| REQUIREMENTS |
Leave out every picture, then transcribe the rest of the listing exactly.

| PROVIDED RECORDS |
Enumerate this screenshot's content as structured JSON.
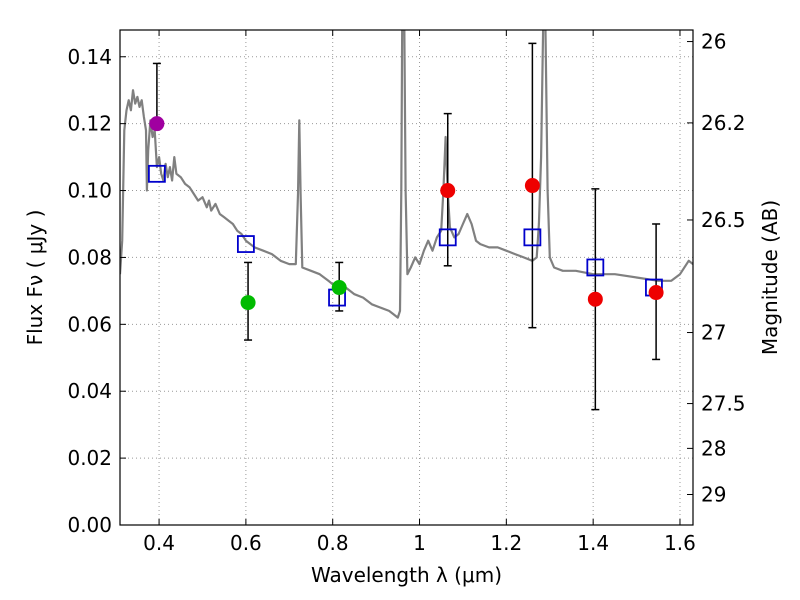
{
  "chart_data": {
    "type": "scatter",
    "xlabel": "Wavelength  λ (μm)",
    "ylabel": "Flux  Fν  ( μJy )",
    "ylabel_right": "Magnitude (AB)",
    "xlim": [
      0.31,
      1.63
    ],
    "ylim": [
      0.0,
      0.148
    ],
    "grid": true,
    "x_ticks": [
      0.4,
      0.6,
      0.8,
      1.0,
      1.2,
      1.4,
      1.6
    ],
    "x_tick_labels": [
      "0.4",
      "0.6",
      "0.8",
      "1",
      "1.2",
      "1.4",
      "1.6"
    ],
    "y_ticks": [
      0.0,
      0.02,
      0.04,
      0.06,
      0.08,
      0.1,
      0.12,
      0.14
    ],
    "y_tick_labels": [
      "0.00",
      "0.02",
      "0.04",
      "0.06",
      "0.08",
      "0.10",
      "0.12",
      "0.14"
    ],
    "right_ticks": [
      {
        "label": "26",
        "mag": 26.0
      },
      {
        "label": "26.2",
        "mag": 26.2
      },
      {
        "label": "26.5",
        "mag": 26.5
      },
      {
        "label": "27",
        "mag": 27.0
      },
      {
        "label": "27.5",
        "mag": 27.5
      },
      {
        "label": "28",
        "mag": 28.0
      },
      {
        "label": "29",
        "mag": 29.0
      }
    ],
    "colors": {
      "sed": "#808080",
      "model": "#0000cc",
      "magenta": "#a000a0",
      "green": "#00bb00",
      "red": "#ee0000",
      "errorbar": "#000000",
      "grid": "#999999"
    },
    "sed": [
      [
        0.31,
        0.075
      ],
      [
        0.315,
        0.085
      ],
      [
        0.32,
        0.118
      ],
      [
        0.325,
        0.124
      ],
      [
        0.33,
        0.127
      ],
      [
        0.335,
        0.124
      ],
      [
        0.34,
        0.13
      ],
      [
        0.345,
        0.126
      ],
      [
        0.35,
        0.128
      ],
      [
        0.355,
        0.125
      ],
      [
        0.36,
        0.127
      ],
      [
        0.365,
        0.122
      ],
      [
        0.37,
        0.118
      ],
      [
        0.372,
        0.1
      ],
      [
        0.375,
        0.112
      ],
      [
        0.38,
        0.121
      ],
      [
        0.385,
        0.116
      ],
      [
        0.39,
        0.118
      ],
      [
        0.395,
        0.107
      ],
      [
        0.4,
        0.11
      ],
      [
        0.405,
        0.105
      ],
      [
        0.41,
        0.103
      ],
      [
        0.415,
        0.108
      ],
      [
        0.42,
        0.104
      ],
      [
        0.425,
        0.107
      ],
      [
        0.43,
        0.103
      ],
      [
        0.435,
        0.11
      ],
      [
        0.44,
        0.105
      ],
      [
        0.45,
        0.104
      ],
      [
        0.46,
        0.102
      ],
      [
        0.47,
        0.101
      ],
      [
        0.48,
        0.099
      ],
      [
        0.49,
        0.097
      ],
      [
        0.5,
        0.098
      ],
      [
        0.51,
        0.095
      ],
      [
        0.515,
        0.097
      ],
      [
        0.52,
        0.094
      ],
      [
        0.53,
        0.096
      ],
      [
        0.54,
        0.093
      ],
      [
        0.55,
        0.092
      ],
      [
        0.56,
        0.091
      ],
      [
        0.57,
        0.09
      ],
      [
        0.58,
        0.088
      ],
      [
        0.59,
        0.087
      ],
      [
        0.6,
        0.085
      ],
      [
        0.62,
        0.083
      ],
      [
        0.64,
        0.082
      ],
      [
        0.66,
        0.081
      ],
      [
        0.68,
        0.079
      ],
      [
        0.7,
        0.078
      ],
      [
        0.715,
        0.078
      ],
      [
        0.72,
        0.099
      ],
      [
        0.723,
        0.121
      ],
      [
        0.726,
        0.099
      ],
      [
        0.73,
        0.077
      ],
      [
        0.75,
        0.076
      ],
      [
        0.77,
        0.075
      ],
      [
        0.79,
        0.073
      ],
      [
        0.8,
        0.072
      ],
      [
        0.81,
        0.072
      ],
      [
        0.83,
        0.071
      ],
      [
        0.85,
        0.069
      ],
      [
        0.87,
        0.068
      ],
      [
        0.89,
        0.066
      ],
      [
        0.91,
        0.065
      ],
      [
        0.93,
        0.064
      ],
      [
        0.94,
        0.063
      ],
      [
        0.95,
        0.062
      ],
      [
        0.955,
        0.064
      ],
      [
        0.958,
        0.1
      ],
      [
        0.96,
        0.15
      ],
      [
        0.965,
        0.15
      ],
      [
        0.968,
        0.1
      ],
      [
        0.972,
        0.075
      ],
      [
        0.98,
        0.077
      ],
      [
        0.99,
        0.08
      ],
      [
        1.0,
        0.078
      ],
      [
        1.01,
        0.082
      ],
      [
        1.02,
        0.085
      ],
      [
        1.03,
        0.082
      ],
      [
        1.04,
        0.086
      ],
      [
        1.05,
        0.088
      ],
      [
        1.055,
        0.1
      ],
      [
        1.06,
        0.116
      ],
      [
        1.065,
        0.1
      ],
      [
        1.07,
        0.089
      ],
      [
        1.08,
        0.086
      ],
      [
        1.09,
        0.087
      ],
      [
        1.1,
        0.09
      ],
      [
        1.11,
        0.093
      ],
      [
        1.12,
        0.09
      ],
      [
        1.13,
        0.085
      ],
      [
        1.14,
        0.084
      ],
      [
        1.16,
        0.083
      ],
      [
        1.18,
        0.083
      ],
      [
        1.2,
        0.082
      ],
      [
        1.22,
        0.081
      ],
      [
        1.24,
        0.08
      ],
      [
        1.26,
        0.079
      ],
      [
        1.27,
        0.08
      ],
      [
        1.275,
        0.09
      ],
      [
        1.28,
        0.11
      ],
      [
        1.285,
        0.15
      ],
      [
        1.29,
        0.15
      ],
      [
        1.295,
        0.1
      ],
      [
        1.3,
        0.08
      ],
      [
        1.31,
        0.077
      ],
      [
        1.33,
        0.076
      ],
      [
        1.36,
        0.076
      ],
      [
        1.4,
        0.075
      ],
      [
        1.45,
        0.075
      ],
      [
        1.5,
        0.074
      ],
      [
        1.55,
        0.073
      ],
      [
        1.58,
        0.073
      ],
      [
        1.6,
        0.075
      ],
      [
        1.62,
        0.079
      ],
      [
        1.63,
        0.078
      ]
    ],
    "model_points": [
      {
        "x": 0.395,
        "y": 0.105
      },
      {
        "x": 0.6,
        "y": 0.084
      },
      {
        "x": 0.81,
        "y": 0.068
      },
      {
        "x": 1.065,
        "y": 0.086
      },
      {
        "x": 1.26,
        "y": 0.086
      },
      {
        "x": 1.405,
        "y": 0.077
      },
      {
        "x": 1.54,
        "y": 0.071
      }
    ],
    "measurements": [
      {
        "x": 0.395,
        "y": 0.12,
        "yerr_low": 0.12,
        "yerr_high": 0.138,
        "color": "magenta"
      },
      {
        "x": 0.605,
        "y": 0.0665,
        "yerr_low": 0.0553,
        "yerr_high": 0.0785,
        "color": "green"
      },
      {
        "x": 0.815,
        "y": 0.071,
        "yerr_low": 0.064,
        "yerr_high": 0.0785,
        "color": "green"
      },
      {
        "x": 1.065,
        "y": 0.1,
        "yerr_low": 0.0775,
        "yerr_high": 0.123,
        "color": "red"
      },
      {
        "x": 1.26,
        "y": 0.1015,
        "yerr_low": 0.059,
        "yerr_high": 0.144,
        "color": "red"
      },
      {
        "x": 1.405,
        "y": 0.0675,
        "yerr_low": 0.0345,
        "yerr_high": 0.1005,
        "color": "red"
      },
      {
        "x": 1.545,
        "y": 0.0695,
        "yerr_low": 0.0495,
        "yerr_high": 0.09,
        "color": "red"
      }
    ]
  }
}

| ANSWER FOR THIS EXERCISE |
Enumerate this screenshot's content as structured JSON.
{
  "chart_data": {
    "type": "scatter",
    "xlabel": "Wavelength  λ (μm)",
    "ylabel": "Flux  Fν  ( μJy )",
    "ylabel_right": "Magnitude (AB)",
    "xlim": [
      0.31,
      1.63
    ],
    "ylim": [
      0.0,
      0.148
    ],
    "grid": true,
    "x_ticks": [
      0.4,
      0.6,
      0.8,
      1.0,
      1.2,
      1.4,
      1.6
    ],
    "x_tick_labels": [
      "0.4",
      "0.6",
      "0.8",
      "1",
      "1.2",
      "1.4",
      "1.6"
    ],
    "y_ticks": [
      0.0,
      0.02,
      0.04,
      0.06,
      0.08,
      0.1,
      0.12,
      0.14
    ],
    "y_tick_labels": [
      "0.00",
      "0.02",
      "0.04",
      "0.06",
      "0.08",
      "0.10",
      "0.12",
      "0.14"
    ],
    "right_ticks": [
      {
        "label": "26",
        "mag": 26.0
      },
      {
        "label": "26.2",
        "mag": 26.2
      },
      {
        "label": "26.5",
        "mag": 26.5
      },
      {
        "label": "27",
        "mag": 27.0
      },
      {
        "label": "27.5",
        "mag": 27.5
      },
      {
        "label": "28",
        "mag": 28.0
      },
      {
        "label": "29",
        "mag": 29.0
      }
    ],
    "colors": {
      "sed": "#808080",
      "model": "#0000cc",
      "magenta": "#a000a0",
      "green": "#00bb00",
      "red": "#ee0000",
      "errorbar": "#000000",
      "grid": "#999999"
    },
    "sed": [
      [
        0.31,
        0.075
      ],
      [
        0.315,
        0.085
      ],
      [
        0.32,
        0.118
      ],
      [
        0.325,
        0.124
      ],
      [
        0.33,
        0.127
      ],
      [
        0.335,
        0.124
      ],
      [
        0.34,
        0.13
      ],
      [
        0.345,
        0.126
      ],
      [
        0.35,
        0.128
      ],
      [
        0.355,
        0.125
      ],
      [
        0.36,
        0.127
      ],
      [
        0.365,
        0.122
      ],
      [
        0.37,
        0.118
      ],
      [
        0.372,
        0.1
      ],
      [
        0.375,
        0.112
      ],
      [
        0.38,
        0.121
      ],
      [
        0.385,
        0.116
      ],
      [
        0.39,
        0.118
      ],
      [
        0.395,
        0.107
      ],
      [
        0.4,
        0.11
      ],
      [
        0.405,
        0.105
      ],
      [
        0.41,
        0.103
      ],
      [
        0.415,
        0.108
      ],
      [
        0.42,
        0.104
      ],
      [
        0.425,
        0.107
      ],
      [
        0.43,
        0.103
      ],
      [
        0.435,
        0.11
      ],
      [
        0.44,
        0.105
      ],
      [
        0.45,
        0.104
      ],
      [
        0.46,
        0.102
      ],
      [
        0.47,
        0.101
      ],
      [
        0.48,
        0.099
      ],
      [
        0.49,
        0.097
      ],
      [
        0.5,
        0.098
      ],
      [
        0.51,
        0.095
      ],
      [
        0.515,
        0.097
      ],
      [
        0.52,
        0.094
      ],
      [
        0.53,
        0.096
      ],
      [
        0.54,
        0.093
      ],
      [
        0.55,
        0.092
      ],
      [
        0.56,
        0.091
      ],
      [
        0.57,
        0.09
      ],
      [
        0.58,
        0.088
      ],
      [
        0.59,
        0.087
      ],
      [
        0.6,
        0.085
      ],
      [
        0.62,
        0.083
      ],
      [
        0.64,
        0.082
      ],
      [
        0.66,
        0.081
      ],
      [
        0.68,
        0.079
      ],
      [
        0.7,
        0.078
      ],
      [
        0.715,
        0.078
      ],
      [
        0.72,
        0.099
      ],
      [
        0.723,
        0.121
      ],
      [
        0.726,
        0.099
      ],
      [
        0.73,
        0.077
      ],
      [
        0.75,
        0.076
      ],
      [
        0.77,
        0.075
      ],
      [
        0.79,
        0.073
      ],
      [
        0.8,
        0.072
      ],
      [
        0.81,
        0.072
      ],
      [
        0.83,
        0.071
      ],
      [
        0.85,
        0.069
      ],
      [
        0.87,
        0.068
      ],
      [
        0.89,
        0.066
      ],
      [
        0.91,
        0.065
      ],
      [
        0.93,
        0.064
      ],
      [
        0.94,
        0.063
      ],
      [
        0.95,
        0.062
      ],
      [
        0.955,
        0.064
      ],
      [
        0.958,
        0.1
      ],
      [
        0.96,
        0.15
      ],
      [
        0.965,
        0.15
      ],
      [
        0.968,
        0.1
      ],
      [
        0.972,
        0.075
      ],
      [
        0.98,
        0.077
      ],
      [
        0.99,
        0.08
      ],
      [
        1.0,
        0.078
      ],
      [
        1.01,
        0.082
      ],
      [
        1.02,
        0.085
      ],
      [
        1.03,
        0.082
      ],
      [
        1.04,
        0.086
      ],
      [
        1.05,
        0.088
      ],
      [
        1.055,
        0.1
      ],
      [
        1.06,
        0.116
      ],
      [
        1.065,
        0.1
      ],
      [
        1.07,
        0.089
      ],
      [
        1.08,
        0.086
      ],
      [
        1.09,
        0.087
      ],
      [
        1.1,
        0.09
      ],
      [
        1.11,
        0.093
      ],
      [
        1.12,
        0.09
      ],
      [
        1.13,
        0.085
      ],
      [
        1.14,
        0.084
      ],
      [
        1.16,
        0.083
      ],
      [
        1.18,
        0.083
      ],
      [
        1.2,
        0.082
      ],
      [
        1.22,
        0.081
      ],
      [
        1.24,
        0.08
      ],
      [
        1.26,
        0.079
      ],
      [
        1.27,
        0.08
      ],
      [
        1.275,
        0.09
      ],
      [
        1.28,
        0.11
      ],
      [
        1.285,
        0.15
      ],
      [
        1.29,
        0.15
      ],
      [
        1.295,
        0.1
      ],
      [
        1.3,
        0.08
      ],
      [
        1.31,
        0.077
      ],
      [
        1.33,
        0.076
      ],
      [
        1.36,
        0.076
      ],
      [
        1.4,
        0.075
      ],
      [
        1.45,
        0.075
      ],
      [
        1.5,
        0.074
      ],
      [
        1.55,
        0.073
      ],
      [
        1.58,
        0.073
      ],
      [
        1.6,
        0.075
      ],
      [
        1.62,
        0.079
      ],
      [
        1.63,
        0.078
      ]
    ],
    "model_points": [
      {
        "x": 0.395,
        "y": 0.105
      },
      {
        "x": 0.6,
        "y": 0.084
      },
      {
        "x": 0.81,
        "y": 0.068
      },
      {
        "x": 1.065,
        "y": 0.086
      },
      {
        "x": 1.26,
        "y": 0.086
      },
      {
        "x": 1.405,
        "y": 0.077
      },
      {
        "x": 1.54,
        "y": 0.071
      }
    ],
    "measurements": [
      {
        "x": 0.395,
        "y": 0.12,
        "yerr_low": 0.12,
        "yerr_high": 0.138,
        "color": "magenta"
      },
      {
        "x": 0.605,
        "y": 0.0665,
        "yerr_low": 0.0553,
        "yerr_high": 0.0785,
        "color": "green"
      },
      {
        "x": 0.815,
        "y": 0.071,
        "yerr_low": 0.064,
        "yerr_high": 0.0785,
        "color": "green"
      },
      {
        "x": 1.065,
        "y": 0.1,
        "yerr_low": 0.0775,
        "yerr_high": 0.123,
        "color": "red"
      },
      {
        "x": 1.26,
        "y": 0.1015,
        "yerr_low": 0.059,
        "yerr_high": 0.144,
        "color": "red"
      },
      {
        "x": 1.405,
        "y": 0.0675,
        "yerr_low": 0.0345,
        "yerr_high": 0.1005,
        "color": "red"
      },
      {
        "x": 1.545,
        "y": 0.0695,
        "yerr_low": 0.0495,
        "yerr_high": 0.09,
        "color": "red"
      }
    ]
  }
}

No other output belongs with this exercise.